• [The exercise]
Give every line of the material again, exactly as written.

• [Provided entries]
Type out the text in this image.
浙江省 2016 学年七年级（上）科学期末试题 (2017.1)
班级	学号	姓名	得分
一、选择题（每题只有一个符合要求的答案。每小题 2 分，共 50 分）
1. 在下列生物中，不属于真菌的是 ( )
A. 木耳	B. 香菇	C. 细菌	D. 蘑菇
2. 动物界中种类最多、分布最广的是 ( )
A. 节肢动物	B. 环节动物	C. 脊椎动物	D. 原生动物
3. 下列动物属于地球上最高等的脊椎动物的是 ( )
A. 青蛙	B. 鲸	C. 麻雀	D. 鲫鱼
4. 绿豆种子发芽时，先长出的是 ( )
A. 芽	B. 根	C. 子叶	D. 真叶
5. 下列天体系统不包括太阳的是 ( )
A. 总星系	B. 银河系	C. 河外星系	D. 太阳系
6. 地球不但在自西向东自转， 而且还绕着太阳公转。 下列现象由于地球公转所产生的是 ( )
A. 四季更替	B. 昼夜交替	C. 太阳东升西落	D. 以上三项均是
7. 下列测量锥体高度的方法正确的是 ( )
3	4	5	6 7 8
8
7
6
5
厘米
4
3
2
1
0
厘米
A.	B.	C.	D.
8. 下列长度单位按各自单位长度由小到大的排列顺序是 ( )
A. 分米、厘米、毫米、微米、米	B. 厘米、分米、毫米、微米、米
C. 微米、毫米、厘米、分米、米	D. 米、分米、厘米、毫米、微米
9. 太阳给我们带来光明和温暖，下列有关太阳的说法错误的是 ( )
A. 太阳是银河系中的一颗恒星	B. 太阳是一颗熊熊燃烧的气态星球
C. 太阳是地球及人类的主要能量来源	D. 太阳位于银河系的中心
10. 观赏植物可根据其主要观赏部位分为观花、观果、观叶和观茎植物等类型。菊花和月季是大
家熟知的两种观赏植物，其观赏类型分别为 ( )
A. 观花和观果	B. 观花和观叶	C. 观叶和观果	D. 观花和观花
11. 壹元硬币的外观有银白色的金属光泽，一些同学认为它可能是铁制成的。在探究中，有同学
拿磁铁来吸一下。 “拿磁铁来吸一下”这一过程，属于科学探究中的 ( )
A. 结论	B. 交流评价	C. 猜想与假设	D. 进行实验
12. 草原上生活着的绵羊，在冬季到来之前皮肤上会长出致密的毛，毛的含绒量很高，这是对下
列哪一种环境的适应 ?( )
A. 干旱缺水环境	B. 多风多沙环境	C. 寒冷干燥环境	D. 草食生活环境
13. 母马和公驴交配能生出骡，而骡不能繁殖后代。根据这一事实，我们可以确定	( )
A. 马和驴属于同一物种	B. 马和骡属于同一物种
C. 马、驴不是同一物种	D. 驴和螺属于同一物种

• [Response to the exercise]
Type out the text in this image.
浙江省 2016 学年七年级（上）科学期末试题 (2017.1)
班级	学号	姓名	得分
一、选择题（每题只有一个符合要求的答案。每小题 2 分，共 50 分）
1. 在下列生物中，不属于真菌的是 ( )
A. 木耳	B. 香菇	C. 细菌	D. 蘑菇
2. 动物界中种类最多、分布最广的是 ( )
A. 节肢动物	B. 环节动物	C. 脊椎动物	D. 原生动物
3. 下列动物属于地球上最高等的脊椎动物的是 ( )
A. 青蛙	B. 鲸	C. 麻雀	D. 鲫鱼
4. 绿豆种子发芽时，先长出的是 ( )
A. 芽	B. 根	C. 子叶	D. 真叶
5. 下列天体系统不包括太阳的是 ( )
A. 总星系	B. 银河系	C. 河外星系	D. 太阳系
6. 地球不但在自西向东自转， 而且还绕着太阳公转。 下列现象由于地球公转所产生的是 ( )
A. 四季更替	B. 昼夜交替	C. 太阳东升西落	D. 以上三项均是
7. 下列测量锥体高度的方法正确的是 ( )
3	4	5	6 7 8
8
7
6
5
厘米
4
3
2
1
0
厘米
A.	B.	C.	D.
8. 下列长度单位按各自单位长度由小到大的排列顺序是 ( )
A. 分米、厘米、毫米、微米、米	B. 厘米、分米、毫米、微米、米
C. 微米、毫米、厘米、分米、米	D. 米、分米、厘米、毫米、微米
9. 太阳给我们带来光明和温暖，下列有关太阳的说法错误的是 ( )
A. 太阳是银河系中的一颗恒星	B. 太阳是一颗熊熊燃烧的气态星球
C. 太阳是地球及人类的主要能量来源	D. 太阳位于银河系的中心
10. 观赏植物可根据其主要观赏部位分为观花、观果、观叶和观茎植物等类型。菊花和月季是大
家熟知的两种观赏植物，其观赏类型分别为 ( )
A. 观花和观果	B. 观花和观叶	C. 观叶和观果	D. 观花和观花
11. 壹元硬币的外观有银白色的金属光泽，一些同学认为它可能是铁制成的。在探究中，有同学
拿磁铁来吸一下。 “拿磁铁来吸一下”这一过程，属于科学探究中的 ( )
A. 结论	B. 交流评价	C. 猜想与假设	D. 进行实验
12. 草原上生活着的绵羊，在冬季到来之前皮肤上会长出致密的毛，毛的含绒量很高，这是对下
列哪一种环境的适应 ?( )
A. 干旱缺水环境	B. 多风多沙环境	C. 寒冷干燥环境	D. 草食生活环境
13. 母马和公驴交配能生出骡，而骡不能繁殖后代。根据这一事实，我们可以确定	( )
A. 马和驴属于同一物种	B. 马和骡属于同一物种
C. 马、驴不是同一物种	D. 驴和螺属于同一物种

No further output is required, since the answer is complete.